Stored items
[BEGIN]
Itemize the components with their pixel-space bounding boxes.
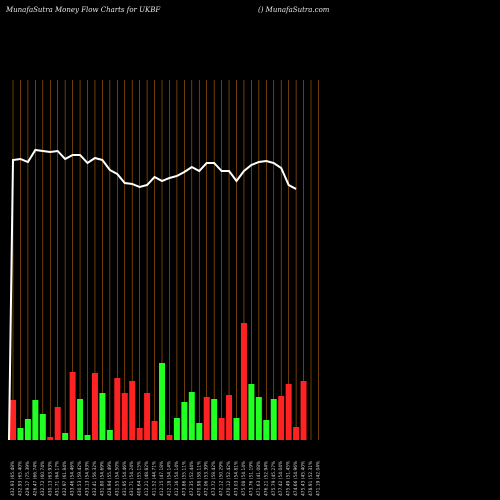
x-tick-label: 470.98 (58.11% — [196, 461, 202, 496]
chart-title: MunafaSutra Money Flow Charts for UKBF — [6, 6, 161, 14]
x-tick-label: 470.12 (52.42% — [226, 461, 232, 496]
inflow-bar — [188, 392, 195, 440]
outflow-bar — [285, 384, 292, 440]
inflow-bar — [173, 418, 180, 440]
outflow-bar — [151, 421, 158, 440]
x-tick-label: 431.80 (54.69% — [99, 461, 105, 496]
x-tick-label: 472.12 (50.29% — [219, 461, 225, 496]
x-tick-label: 428.94 (55.49% — [107, 461, 113, 496]
x-tick-label: 472.06 (53.39% — [204, 461, 210, 496]
inflow-bar — [39, 414, 46, 440]
x-tick-label: 433.13 (54.93% — [85, 461, 91, 496]
x-tick-label: 472.35 (52.44% — [189, 461, 195, 496]
grid-lines — [12, 80, 319, 440]
x-tick-label: 474.66 (54.96% — [293, 461, 299, 496]
x-tick-label: 432.93 (65.40% — [17, 461, 23, 496]
inflow-bar — [255, 397, 262, 440]
x-tick-label: 431.55 (54.50% — [114, 461, 120, 496]
x-tick-label: 473.03 (54.81% — [234, 461, 240, 496]
inflow-bar — [233, 418, 240, 440]
outflow-bar — [218, 418, 225, 440]
x-tick-label: 408.64 (55.15% — [137, 461, 143, 496]
outflow-bar — [300, 381, 307, 440]
inflow-bar — [77, 399, 84, 440]
x-tick-label: 426.47 (66.74% — [32, 461, 38, 496]
outflow-bar — [226, 395, 233, 440]
inflow-bar — [24, 419, 31, 440]
x-tick-label: 411.52 (44.71% — [152, 461, 158, 496]
site-credit: () MunafaSutra.com — [258, 6, 330, 14]
inflow-bar — [263, 420, 270, 440]
x-tick-label: 478.91 (52.31% — [308, 461, 314, 496]
x-tick-label: 412.21 (48.82% — [144, 461, 150, 496]
x-tick-label: 475.49 (51.45% — [286, 461, 292, 496]
inflow-bar — [248, 384, 255, 440]
x-tick-label: 477.42 (54.04% — [278, 461, 284, 496]
outflow-bar — [129, 381, 136, 440]
x-tick-label: 471.19 (42.04% — [315, 461, 321, 496]
inflow-bar — [211, 399, 218, 440]
x-tick-label: 432.72 (60.74% — [40, 461, 46, 496]
outflow-bar — [278, 396, 285, 440]
x-tick-label: 430.53 (59.42% — [77, 461, 83, 496]
x-tick-label: 432.97 (61.84% — [62, 461, 68, 496]
x-tick-label: 429.17 (75.39% — [25, 461, 31, 496]
outflow-bar — [54, 407, 61, 440]
inflow-bar — [17, 428, 24, 440]
inflow-bar — [270, 399, 277, 440]
inflow-bar — [196, 423, 203, 440]
x-tick-label: 432.41 (56.32% — [92, 461, 98, 496]
inflow-bar — [99, 393, 106, 440]
inflow-bar — [62, 433, 69, 440]
outflow-bar — [47, 437, 54, 440]
x-tick-label: 473.86 (55.11% — [181, 461, 187, 496]
x-tick-label: 431.95 (54.46% — [122, 461, 128, 496]
x-tick-label: 476.21 (52.94% — [263, 461, 269, 496]
outflow-bar — [144, 393, 151, 440]
x-tick-label: 432.93 (65.48% — [10, 461, 16, 496]
x-tick-label: 412.18 (54.14% — [166, 461, 172, 496]
money-flow-bars — [10, 323, 307, 440]
price-line — [8, 148, 297, 441]
outflow-bar — [166, 435, 173, 440]
inflow-bar — [106, 430, 113, 440]
outflow-bar — [136, 428, 143, 440]
x-tick-label: 471.63 (41.08% — [256, 461, 262, 496]
x-tick-label: 412.16 (54.14% — [174, 461, 180, 496]
outflow-bar — [69, 372, 76, 440]
outflow-bar — [10, 400, 16, 440]
outflow-bar — [203, 397, 210, 440]
x-tick-label: 433.46 (54.46% — [70, 461, 76, 496]
inflow-bar — [84, 435, 91, 440]
x-tick-label: 475.08 (54.14% — [241, 461, 247, 496]
outflow-bar — [293, 427, 300, 440]
x-tick-label: 431.71 (64.17% — [55, 461, 61, 496]
outflow-bar — [91, 373, 98, 440]
inflow-bar — [32, 400, 39, 440]
x-tick-label: 431.71 (54.24% — [129, 461, 135, 496]
outflow-bar — [240, 323, 247, 440]
x-tick-label: 473.72 (58.42% — [211, 461, 217, 496]
outflow-bar — [121, 393, 128, 440]
x-axis-labels: 432.93 (65.48% 432.93 (65.40% 429.17 (75.3… — [10, 461, 321, 496]
x-tick-label: 430.13 (63.93% — [47, 461, 53, 496]
inflow-bar — [181, 402, 188, 440]
price-series-line — [8, 148, 297, 441]
outflow-bar — [114, 378, 121, 440]
x-tick-label: 475.79 (45.27% — [271, 461, 277, 496]
x-tick-label: 475.43 (45.40% — [301, 461, 307, 496]
x-tick-label: 412.15 (47.18% — [159, 461, 165, 496]
x-tick-label: 473.76 (51.19% — [248, 461, 254, 496]
inflow-bar — [159, 363, 165, 440]
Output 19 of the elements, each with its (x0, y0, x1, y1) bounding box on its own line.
[END]
What you are asked to do
Rewrite the listing above with every "inflow-bar" replaced by "incoming-bar" and everything else left unchanged. Leave the pictures out of your answer.

Final answer
Itemize the components with their pixel-space bounding boxes.
x-tick-label: 470.98 (58.11% — [196, 461, 202, 496]
chart-title: MunafaSutra Money Flow Charts for UKBF — [6, 6, 161, 14]
x-tick-label: 470.12 (52.42% — [226, 461, 232, 496]
incoming-bar — [188, 392, 195, 440]
outflow-bar — [285, 384, 292, 440]
incoming-bar — [173, 418, 180, 440]
outflow-bar — [151, 421, 158, 440]
x-tick-label: 431.80 (54.69% — [99, 461, 105, 496]
x-tick-label: 472.12 (50.29% — [219, 461, 225, 496]
x-tick-label: 428.94 (55.49% — [107, 461, 113, 496]
x-tick-label: 472.06 (53.39% — [204, 461, 210, 496]
incoming-bar — [39, 414, 46, 440]
x-tick-label: 433.13 (54.93% — [85, 461, 91, 496]
x-tick-label: 472.35 (52.44% — [189, 461, 195, 496]
grid-lines — [12, 80, 319, 440]
x-tick-label: 474.66 (54.96% — [293, 461, 299, 496]
x-tick-label: 432.93 (65.40% — [17, 461, 23, 496]
incoming-bar — [255, 397, 262, 440]
x-tick-label: 431.55 (54.50% — [114, 461, 120, 496]
x-tick-label: 473.03 (54.81% — [234, 461, 240, 496]
incoming-bar — [233, 418, 240, 440]
outflow-bar — [218, 418, 225, 440]
x-tick-label: 408.64 (55.15% — [137, 461, 143, 496]
outflow-bar — [300, 381, 307, 440]
incoming-bar — [77, 399, 84, 440]
x-tick-label: 426.47 (66.74% — [32, 461, 38, 496]
outflow-bar — [226, 395, 233, 440]
incoming-bar — [24, 419, 31, 440]
x-tick-label: 411.52 (44.71% — [152, 461, 158, 496]
site-credit: () MunafaSutra.com — [258, 6, 330, 14]
incoming-bar — [263, 420, 270, 440]
x-tick-label: 478.91 (52.31% — [308, 461, 314, 496]
x-tick-label: 412.21 (48.82% — [144, 461, 150, 496]
x-tick-label: 475.49 (51.45% — [286, 461, 292, 496]
incoming-bar — [248, 384, 255, 440]
x-tick-label: 477.42 (54.04% — [278, 461, 284, 496]
outflow-bar — [129, 381, 136, 440]
x-tick-label: 471.19 (42.04% — [315, 461, 321, 496]
incoming-bar — [211, 399, 218, 440]
x-tick-label: 432.72 (60.74% — [40, 461, 46, 496]
outflow-bar — [278, 396, 285, 440]
x-tick-label: 430.53 (59.42% — [77, 461, 83, 496]
x-tick-label: 432.97 (61.84% — [62, 461, 68, 496]
x-tick-label: 429.17 (75.39% — [25, 461, 31, 496]
outflow-bar — [54, 407, 61, 440]
incoming-bar — [17, 428, 24, 440]
incoming-bar — [270, 399, 277, 440]
incoming-bar — [196, 423, 203, 440]
x-tick-label: 432.41 (56.32% — [92, 461, 98, 496]
incoming-bar — [99, 393, 106, 440]
incoming-bar — [62, 433, 69, 440]
outflow-bar — [47, 437, 54, 440]
x-tick-label: 473.86 (55.11% — [181, 461, 187, 496]
x-tick-label: 431.95 (54.46% — [122, 461, 128, 496]
x-tick-label: 476.21 (52.94% — [263, 461, 269, 496]
outflow-bar — [144, 393, 151, 440]
x-tick-label: 432.93 (65.48% — [10, 461, 16, 496]
x-tick-label: 412.18 (54.14% — [166, 461, 172, 496]
money-flow-bars — [10, 323, 307, 440]
price-line — [8, 148, 297, 441]
outflow-bar — [166, 435, 173, 440]
incoming-bar — [106, 430, 113, 440]
outflow-bar — [136, 428, 143, 440]
x-tick-label: 471.63 (41.08% — [256, 461, 262, 496]
x-tick-label: 412.16 (54.14% — [174, 461, 180, 496]
outflow-bar — [69, 372, 76, 440]
outflow-bar — [10, 400, 16, 440]
outflow-bar — [203, 397, 210, 440]
x-tick-label: 433.46 (54.46% — [70, 461, 76, 496]
incoming-bar — [84, 435, 91, 440]
x-tick-label: 475.08 (54.14% — [241, 461, 247, 496]
outflow-bar — [293, 427, 300, 440]
x-tick-label: 431.71 (64.17% — [55, 461, 61, 496]
outflow-bar — [91, 373, 98, 440]
incoming-bar — [32, 400, 39, 440]
x-tick-label: 431.71 (54.24% — [129, 461, 135, 496]
outflow-bar — [240, 323, 247, 440]
x-tick-label: 473.72 (58.42% — [211, 461, 217, 496]
outflow-bar — [121, 393, 128, 440]
x-axis-labels: 432.93 (65.48% 432.93 (65.40% 429.17 (75.3… — [10, 461, 321, 496]
x-tick-label: 430.13 (63.93% — [47, 461, 53, 496]
incoming-bar — [181, 402, 188, 440]
price-series-line — [8, 148, 297, 441]
outflow-bar — [114, 378, 121, 440]
x-tick-label: 475.79 (45.27% — [271, 461, 277, 496]
x-tick-label: 475.43 (45.40% — [301, 461, 307, 496]
x-tick-label: 412.15 (47.18% — [159, 461, 165, 496]
x-tick-label: 473.76 (51.19% — [248, 461, 254, 496]
incoming-bar — [159, 363, 165, 440]
Output 19 of the elements, each with its (x0, y0, x1, y1) bounding box on its own line.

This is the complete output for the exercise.